GIVEN DATA:

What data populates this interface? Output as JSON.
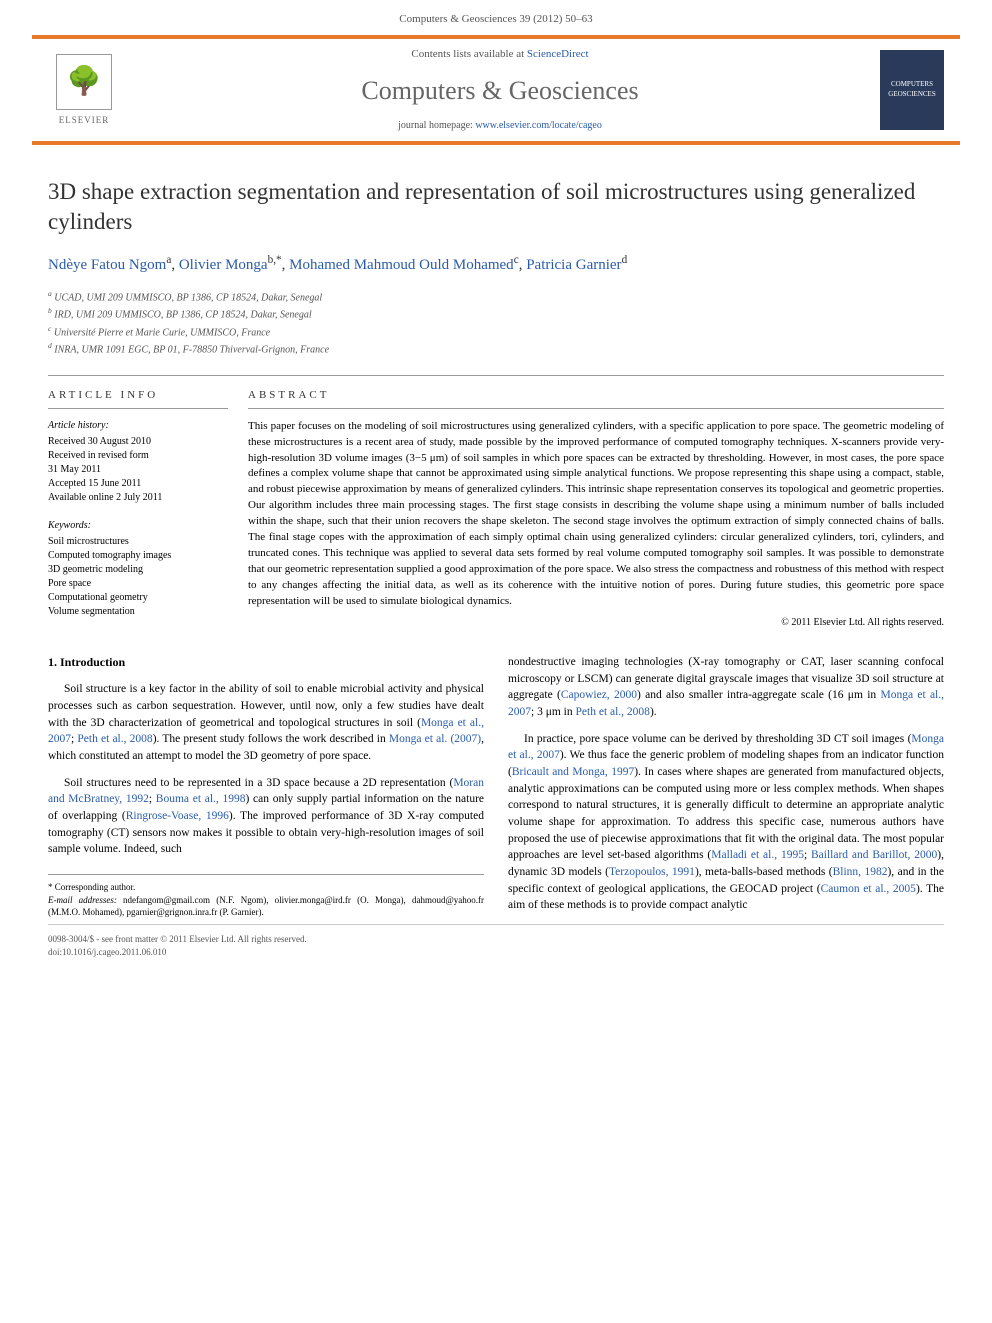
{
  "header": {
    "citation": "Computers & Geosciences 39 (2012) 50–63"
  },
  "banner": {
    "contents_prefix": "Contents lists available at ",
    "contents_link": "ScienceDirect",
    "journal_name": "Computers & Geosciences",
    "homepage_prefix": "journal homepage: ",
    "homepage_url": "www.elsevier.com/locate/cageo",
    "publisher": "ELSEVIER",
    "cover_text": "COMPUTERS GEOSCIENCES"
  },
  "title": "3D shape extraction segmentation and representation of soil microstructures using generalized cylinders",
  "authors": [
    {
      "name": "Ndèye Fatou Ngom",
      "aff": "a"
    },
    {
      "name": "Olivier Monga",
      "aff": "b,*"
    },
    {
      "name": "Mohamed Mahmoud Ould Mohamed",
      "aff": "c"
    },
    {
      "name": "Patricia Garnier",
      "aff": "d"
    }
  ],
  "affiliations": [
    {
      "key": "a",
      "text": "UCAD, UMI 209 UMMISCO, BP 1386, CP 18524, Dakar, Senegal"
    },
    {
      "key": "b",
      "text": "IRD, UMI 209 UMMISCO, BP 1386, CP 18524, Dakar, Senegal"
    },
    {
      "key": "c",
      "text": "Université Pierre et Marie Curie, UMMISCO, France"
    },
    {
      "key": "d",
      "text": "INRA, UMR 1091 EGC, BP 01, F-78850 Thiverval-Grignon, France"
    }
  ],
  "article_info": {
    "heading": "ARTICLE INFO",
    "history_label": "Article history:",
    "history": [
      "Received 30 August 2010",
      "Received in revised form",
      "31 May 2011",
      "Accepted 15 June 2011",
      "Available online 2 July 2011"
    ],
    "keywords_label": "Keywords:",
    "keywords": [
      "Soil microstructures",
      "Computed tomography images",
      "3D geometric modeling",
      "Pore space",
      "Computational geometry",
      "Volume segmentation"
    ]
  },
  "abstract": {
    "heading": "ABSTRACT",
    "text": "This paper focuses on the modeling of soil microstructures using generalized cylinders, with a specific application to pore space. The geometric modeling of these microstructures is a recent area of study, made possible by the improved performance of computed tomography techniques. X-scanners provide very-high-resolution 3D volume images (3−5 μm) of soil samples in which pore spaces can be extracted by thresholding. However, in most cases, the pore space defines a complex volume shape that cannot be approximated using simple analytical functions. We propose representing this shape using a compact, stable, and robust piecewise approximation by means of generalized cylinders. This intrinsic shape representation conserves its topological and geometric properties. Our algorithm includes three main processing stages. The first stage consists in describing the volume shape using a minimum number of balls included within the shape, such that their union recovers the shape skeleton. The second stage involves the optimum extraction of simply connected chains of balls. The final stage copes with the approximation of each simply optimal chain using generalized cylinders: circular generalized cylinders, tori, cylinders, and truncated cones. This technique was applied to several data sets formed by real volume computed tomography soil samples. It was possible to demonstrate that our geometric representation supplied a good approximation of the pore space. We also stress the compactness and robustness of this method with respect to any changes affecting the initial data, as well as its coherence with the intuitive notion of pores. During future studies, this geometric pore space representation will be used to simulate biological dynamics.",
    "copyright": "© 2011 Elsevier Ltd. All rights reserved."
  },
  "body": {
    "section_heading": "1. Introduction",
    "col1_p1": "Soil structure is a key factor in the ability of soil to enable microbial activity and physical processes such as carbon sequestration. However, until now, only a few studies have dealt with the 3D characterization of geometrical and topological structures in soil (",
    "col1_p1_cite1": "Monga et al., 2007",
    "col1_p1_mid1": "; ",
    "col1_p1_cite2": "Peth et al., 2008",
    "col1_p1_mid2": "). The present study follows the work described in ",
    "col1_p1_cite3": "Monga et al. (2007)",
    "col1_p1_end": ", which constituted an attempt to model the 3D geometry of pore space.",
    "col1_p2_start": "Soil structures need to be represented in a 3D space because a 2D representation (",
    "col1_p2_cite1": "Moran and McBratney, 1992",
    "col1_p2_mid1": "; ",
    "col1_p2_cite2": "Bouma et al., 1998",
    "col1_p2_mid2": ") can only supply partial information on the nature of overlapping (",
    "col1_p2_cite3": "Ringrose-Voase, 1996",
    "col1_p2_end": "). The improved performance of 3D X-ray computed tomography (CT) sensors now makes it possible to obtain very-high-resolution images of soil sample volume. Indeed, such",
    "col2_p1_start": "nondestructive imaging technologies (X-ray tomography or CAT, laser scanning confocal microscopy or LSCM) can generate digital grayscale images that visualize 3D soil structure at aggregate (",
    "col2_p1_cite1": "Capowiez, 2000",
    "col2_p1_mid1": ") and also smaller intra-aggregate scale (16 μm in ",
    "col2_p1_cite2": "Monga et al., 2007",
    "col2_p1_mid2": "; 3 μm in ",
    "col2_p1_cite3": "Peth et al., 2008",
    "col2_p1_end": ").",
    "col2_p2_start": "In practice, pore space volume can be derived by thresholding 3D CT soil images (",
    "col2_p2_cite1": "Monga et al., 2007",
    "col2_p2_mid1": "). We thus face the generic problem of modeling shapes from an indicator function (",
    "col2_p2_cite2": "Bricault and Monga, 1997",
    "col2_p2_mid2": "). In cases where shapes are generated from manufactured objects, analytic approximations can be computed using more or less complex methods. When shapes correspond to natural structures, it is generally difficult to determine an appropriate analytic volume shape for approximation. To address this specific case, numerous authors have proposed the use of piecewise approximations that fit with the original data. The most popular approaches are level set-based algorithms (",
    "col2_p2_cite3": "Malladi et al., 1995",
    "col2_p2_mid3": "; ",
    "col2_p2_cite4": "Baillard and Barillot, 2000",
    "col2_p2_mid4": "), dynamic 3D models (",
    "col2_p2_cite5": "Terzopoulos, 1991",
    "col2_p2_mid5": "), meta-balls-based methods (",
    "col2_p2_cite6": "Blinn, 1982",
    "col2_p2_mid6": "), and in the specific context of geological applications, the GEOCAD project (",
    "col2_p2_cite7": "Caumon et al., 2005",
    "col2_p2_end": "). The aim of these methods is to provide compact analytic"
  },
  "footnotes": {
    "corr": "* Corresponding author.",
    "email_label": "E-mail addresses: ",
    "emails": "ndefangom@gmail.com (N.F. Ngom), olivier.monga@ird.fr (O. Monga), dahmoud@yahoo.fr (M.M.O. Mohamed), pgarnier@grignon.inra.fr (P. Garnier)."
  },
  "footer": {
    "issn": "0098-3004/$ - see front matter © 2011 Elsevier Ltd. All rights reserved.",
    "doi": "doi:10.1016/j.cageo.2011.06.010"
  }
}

---

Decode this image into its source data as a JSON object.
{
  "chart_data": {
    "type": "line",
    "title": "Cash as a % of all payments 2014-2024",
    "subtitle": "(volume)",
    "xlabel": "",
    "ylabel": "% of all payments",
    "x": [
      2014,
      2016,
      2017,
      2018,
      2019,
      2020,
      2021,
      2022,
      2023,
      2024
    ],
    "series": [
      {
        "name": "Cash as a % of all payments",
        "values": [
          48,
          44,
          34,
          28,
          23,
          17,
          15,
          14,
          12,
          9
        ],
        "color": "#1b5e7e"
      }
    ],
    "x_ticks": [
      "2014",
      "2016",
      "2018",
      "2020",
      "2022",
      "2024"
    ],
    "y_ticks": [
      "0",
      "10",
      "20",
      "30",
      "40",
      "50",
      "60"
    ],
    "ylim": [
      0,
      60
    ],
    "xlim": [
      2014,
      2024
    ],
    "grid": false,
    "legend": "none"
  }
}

YOUR GOAL: Using the material above, gather every line that includes "shapes".

FINISHED ANSWER:
    "col2_p2_mid1": "). We thus face the generic problem of modeling shapes from an indicator function (",
    "col2_p2_mid2": "). In cases where shapes are generated from manufactured objects, analytic approximations can be computed using more or less complex methods. When shapes correspond to natural structures, it is generally difficult to determine an appropriate analytic volume shape for approximation. To address this specific case, numerous authors have proposed the use of piecewise approximations that fit with the original data. The most popular approaches are level set-based algorithms (",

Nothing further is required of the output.